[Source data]
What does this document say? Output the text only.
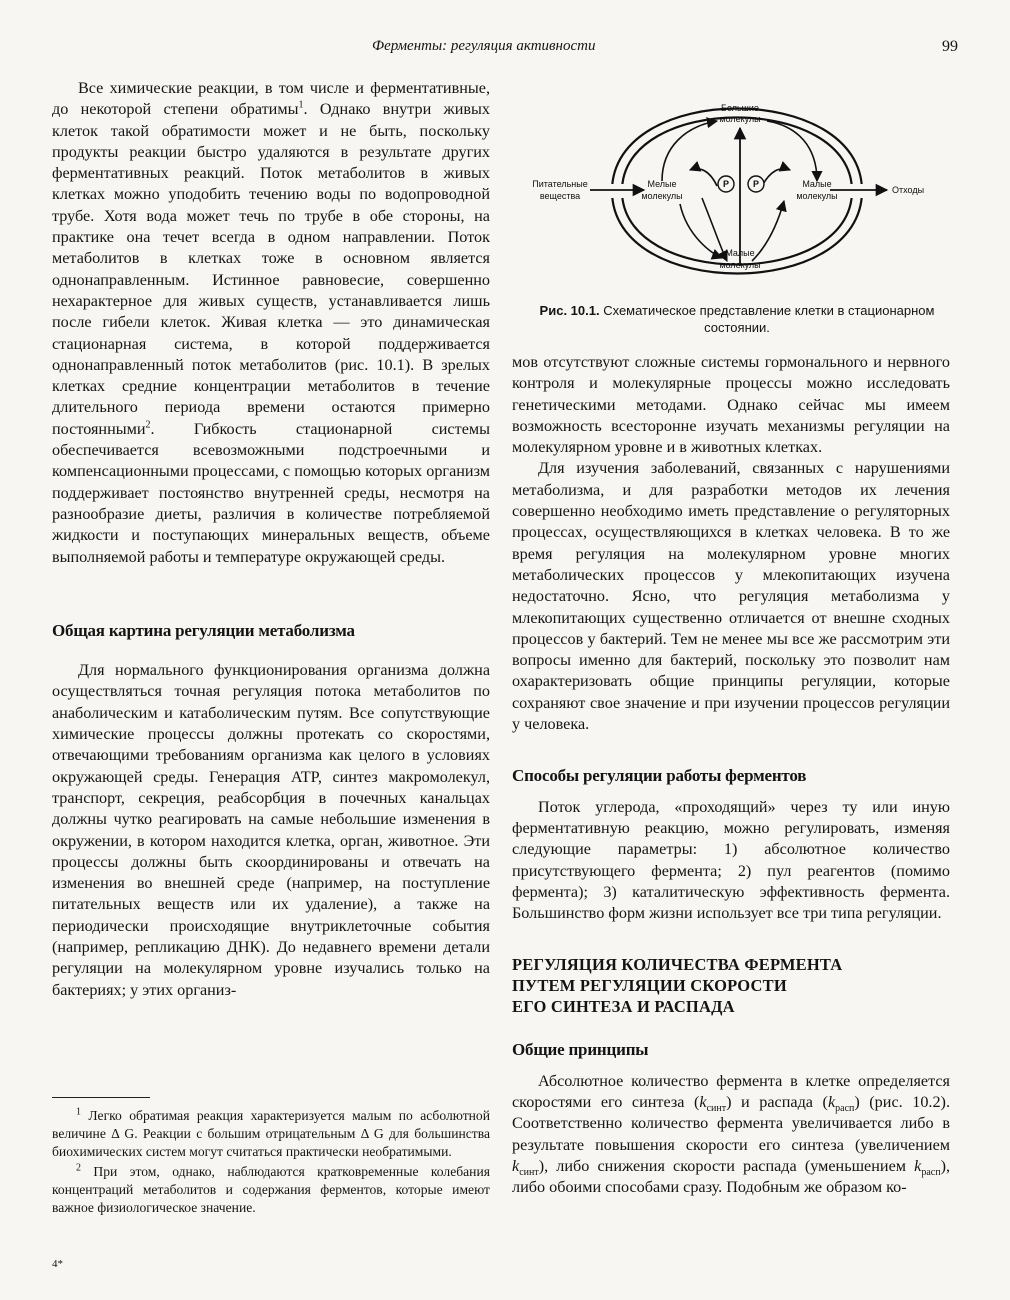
Ферменты: регуляция активности	99

Все химические реакции, в том числе и ферментативные, до некоторой степени обратимы$^1$. Однако внутри живых клеток такой обратимости может и не быть, поскольку продукты реакции быстро удаляются в результате других ферментативных реакций. Поток метаболитов в живых клетках можно уподобить течению воды по водопроводной трубе. Хотя вода может течь по трубе в обе стороны, на практике она течет всегда в одном направлении. Поток метаболитов в клетках тоже в основном является однонаправленным. Истинное равновесие, совершенно нехарактерное для живых существ, устанавливается лишь после гибели клеток. Живая клетка — это динамическая стационарная система, в которой поддерживается однонаправленный поток метаболитов (рис. 10.1). В зрелых клетках средние концентрации метаболитов в течение длительного периода времени остаются примерно постоянными$^2$. Гибкость стационарной системы обеспечивается всевозможными подстроечными и компенсационными процессами, с помощью которых организм поддерживает постоянство внутренней среды, несмотря на разнообразие диеты, различия в количестве потребляемой жидкости и поступающих минеральных веществ, объеме выполняемой работы и температуре окружающей среды.

Общая картина регуляции метаболизма

Для нормального функционирования организма должна осуществляться точная регуляция потока метаболитов по анаболическим и катаболическим путям. Все сопутствующие химические процессы должны протекать со скоростями, отвечающими требованиям организма как целого в условиях окружающей среды. Генерация ATP, синтез макромолекул, транспорт, секреция, реабсорбция в почечных канальцах должны чутко реагировать на самые небольшие изменения в окружении, в котором находится клетка, орган, животное. Эти процессы должны быть скоординированы и отвечать на изменения во внешней среде (например, на поступление питательных веществ или их удаление), а также на периодически происходящие внутриклеточные события (например, репликацию ДНК). До недавнего времени детали регуляции на молекулярном уровне изучались только на бактериях; у этих организ-

$^1$ Легко обратимая реакция характеризуется малым по асболютной величине Δ G. Реакции с большим отрицательным Δ G для большинства биохимических систем могут считаться практически необратимыми.

$^2$ При этом, однако, наблюдаются кратковременные колебания концентраций метаболитов и содержания ферментов, которые имеют важное физиологическое значение.

4*
P	P
Большие
молекулы
Мелые
молекулы
Малые
молекулы
Малые
молекулы
Питательные
вещества
Отходы
Рис. 10.1. Схематическое представление клетки в стационарном состоянии.

мов отсутствуют сложные системы гормонального и нервного контроля и молекулярные процессы можно исследовать генетическими методами. Однако сейчас мы имеем возможность всесторонне изучать механизмы регуляции на молекулярном уровне и в животных клетках.

Для изучения заболеваний, связанных с нарушениями метаболизма, и для разработки методов их лечения совершенно необходимо иметь представление о регуляторных процессах, осуществляющихся в клетках человека. В то же время регуляция на молекулярном уровне многих метаболических процессов у млекопитающих изучена недостаточно. Ясно, что регуляция метаболизма у млекопитающих существенно отличается от внешне сходных процессов у бактерий. Тем не менее мы все же рассмотрим эти вопросы именно для бактерий, поскольку это позволит нам охарактеризовать общие принципы регуляции, которые сохраняют свое значение и при изучении процессов регуляции у человека.

Способы регуляции работы ферментов

Поток углерода, «проходящий» через ту или иную ферментативную реакцию, можно регулировать, изменяя следующие параметры: 1) абсолютное количество присутствующего фермента; 2) пул реагентов (помимо фермента); 3) каталитическую эффективность фермента. Большинство форм жизни использует все три типа регуляции.

РЕГУЛЯЦИЯ КОЛИЧЕСТВА ФЕРМЕНТА
ПУТЕМ РЕГУЛЯЦИИ СКОРОСТИ
ЕГО СИНТЕЗА И РАСПАДА
Общие принципы

Абсолютное количество фермента в клетке определяется скоростями его синтеза $(k_{синт})$ и распада $(k_{расп})$ (рис. 10.2). Соответственно количество фермента увеличивается либо в результате повышения скорости его синтеза (увеличением $k_{синт}$), либо снижения скорости распада (уменьшением $k_{расп}$), либо обоими способами сразу. Подобным же образом ко-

GOAL: Track down the lines that include the word "представление" and copy them.

RESULT OF THE TASK:
Рис. 10.1. Схематическое представление клетки в стационарном состоянии.
Для изучения заболеваний, связанных с нарушениями метаболизма, и для разработки методов их лечения совершенно необходимо иметь представление о регуляторных процессах, осуществляющихся в клетках человека. В то же время регуляция на молекулярном уровне многих метаболических процессов у млекопитающих изучена недостаточно. Ясно, что регуляция метаболизма у млекопитающих существенно отличается от внешне сходных процессов у бактерий. Тем не менее мы все же рассмотрим эти вопросы именно для бактерий, поскольку это позволит нам охарактеризовать общие принципы регуляции, которые сохраняют свое значение и при изучении процессов регуляции у человека.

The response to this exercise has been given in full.